--- START RECORDS FOR THIS EXERCISE ---

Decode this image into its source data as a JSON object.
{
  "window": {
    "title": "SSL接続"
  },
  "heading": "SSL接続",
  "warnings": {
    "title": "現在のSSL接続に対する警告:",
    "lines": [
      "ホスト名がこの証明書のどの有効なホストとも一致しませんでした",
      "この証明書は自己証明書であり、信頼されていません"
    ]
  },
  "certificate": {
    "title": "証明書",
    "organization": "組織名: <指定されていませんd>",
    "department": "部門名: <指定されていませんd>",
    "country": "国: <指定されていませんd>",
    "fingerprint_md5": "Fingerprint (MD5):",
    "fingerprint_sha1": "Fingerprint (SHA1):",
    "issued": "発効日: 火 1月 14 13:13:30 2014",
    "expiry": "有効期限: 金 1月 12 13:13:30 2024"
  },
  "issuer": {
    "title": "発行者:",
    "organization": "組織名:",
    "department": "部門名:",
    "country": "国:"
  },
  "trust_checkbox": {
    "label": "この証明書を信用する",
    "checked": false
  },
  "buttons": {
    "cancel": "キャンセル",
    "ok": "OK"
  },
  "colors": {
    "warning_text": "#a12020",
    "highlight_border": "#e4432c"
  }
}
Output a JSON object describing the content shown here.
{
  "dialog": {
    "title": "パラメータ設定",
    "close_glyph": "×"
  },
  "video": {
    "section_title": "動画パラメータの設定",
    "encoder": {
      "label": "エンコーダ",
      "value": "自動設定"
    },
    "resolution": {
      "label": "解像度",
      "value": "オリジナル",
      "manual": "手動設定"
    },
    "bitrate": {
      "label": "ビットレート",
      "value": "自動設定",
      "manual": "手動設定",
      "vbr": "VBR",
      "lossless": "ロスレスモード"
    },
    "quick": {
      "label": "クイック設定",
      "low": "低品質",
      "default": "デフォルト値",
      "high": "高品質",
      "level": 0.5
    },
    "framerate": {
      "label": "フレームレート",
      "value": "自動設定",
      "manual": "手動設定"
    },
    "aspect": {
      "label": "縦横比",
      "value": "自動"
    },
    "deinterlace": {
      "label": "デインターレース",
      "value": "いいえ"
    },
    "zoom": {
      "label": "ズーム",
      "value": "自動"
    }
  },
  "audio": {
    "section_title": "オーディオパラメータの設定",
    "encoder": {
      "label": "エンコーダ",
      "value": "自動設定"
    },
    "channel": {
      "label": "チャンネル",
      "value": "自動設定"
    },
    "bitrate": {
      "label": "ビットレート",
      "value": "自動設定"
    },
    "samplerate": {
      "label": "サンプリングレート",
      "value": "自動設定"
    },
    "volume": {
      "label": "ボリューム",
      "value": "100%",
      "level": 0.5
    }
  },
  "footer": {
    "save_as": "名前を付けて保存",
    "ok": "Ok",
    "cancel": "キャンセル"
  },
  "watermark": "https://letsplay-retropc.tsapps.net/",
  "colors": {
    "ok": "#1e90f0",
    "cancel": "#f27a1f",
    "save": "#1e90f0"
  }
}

--- END RECORDS FOR THIS EXERCISE ---

> **TO BE DONE**
Write all of the records out again exactly.

> **TASK ANSWER**
Decode this image into its source data as a JSON object.
{
  "window": {
    "title": "SSL接続"
  },
  "heading": "SSL接続",
  "warnings": {
    "title": "現在のSSL接続に対する警告:",
    "lines": [
      "ホスト名がこの証明書のどの有効なホストとも一致しませんでした",
      "この証明書は自己証明書であり、信頼されていません"
    ]
  },
  "certificate": {
    "title": "証明書",
    "organization": "組織名: <指定されていませんd>",
    "department": "部門名: <指定されていませんd>",
    "country": "国: <指定されていませんd>",
    "fingerprint_md5": "Fingerprint (MD5):",
    "fingerprint_sha1": "Fingerprint (SHA1):",
    "issued": "発効日: 火 1月 14 13:13:30 2014",
    "expiry": "有効期限: 金 1月 12 13:13:30 2024"
  },
  "issuer": {
    "title": "発行者:",
    "organization": "組織名:",
    "department": "部門名:",
    "country": "国:"
  },
  "trust_checkbox": {
    "label": "この証明書を信用する",
    "checked": false
  },
  "buttons": {
    "cancel": "キャンセル",
    "ok": "OK"
  },
  "colors": {
    "warning_text": "#a12020",
    "highlight_border": "#e4432c"
  }
}
Output a JSON object describing the content shown here.
{
  "dialog": {
    "title": "パラメータ設定",
    "close_glyph": "×"
  },
  "video": {
    "section_title": "動画パラメータの設定",
    "encoder": {
      "label": "エンコーダ",
      "value": "自動設定"
    },
    "resolution": {
      "label": "解像度",
      "value": "オリジナル",
      "manual": "手動設定"
    },
    "bitrate": {
      "label": "ビットレート",
      "value": "自動設定",
      "manual": "手動設定",
      "vbr": "VBR",
      "lossless": "ロスレスモード"
    },
    "quick": {
      "label": "クイック設定",
      "low": "低品質",
      "default": "デフォルト値",
      "high": "高品質",
      "level": 0.5
    },
    "framerate": {
      "label": "フレームレート",
      "value": "自動設定",
      "manual": "手動設定"
    },
    "aspect": {
      "label": "縦横比",
      "value": "自動"
    },
    "deinterlace": {
      "label": "デインターレース",
      "value": "いいえ"
    },
    "zoom": {
      "label": "ズーム",
      "value": "自動"
    }
  },
  "audio": {
    "section_title": "オーディオパラメータの設定",
    "encoder": {
      "label": "エンコーダ",
      "value": "自動設定"
    },
    "channel": {
      "label": "チャンネル",
      "value": "自動設定"
    },
    "bitrate": {
      "label": "ビットレート",
      "value": "自動設定"
    },
    "samplerate": {
      "label": "サンプリングレート",
      "value": "自動設定"
    },
    "volume": {
      "label": "ボリューム",
      "value": "100%",
      "level": 0.5
    }
  },
  "footer": {
    "save_as": "名前を付けて保存",
    "ok": "Ok",
    "cancel": "キャンセル"
  },
  "watermark": "https://letsplay-retropc.tsapps.net/",
  "colors": {
    "ok": "#1e90f0",
    "cancel": "#f27a1f",
    "save": "#1e90f0"
  }
}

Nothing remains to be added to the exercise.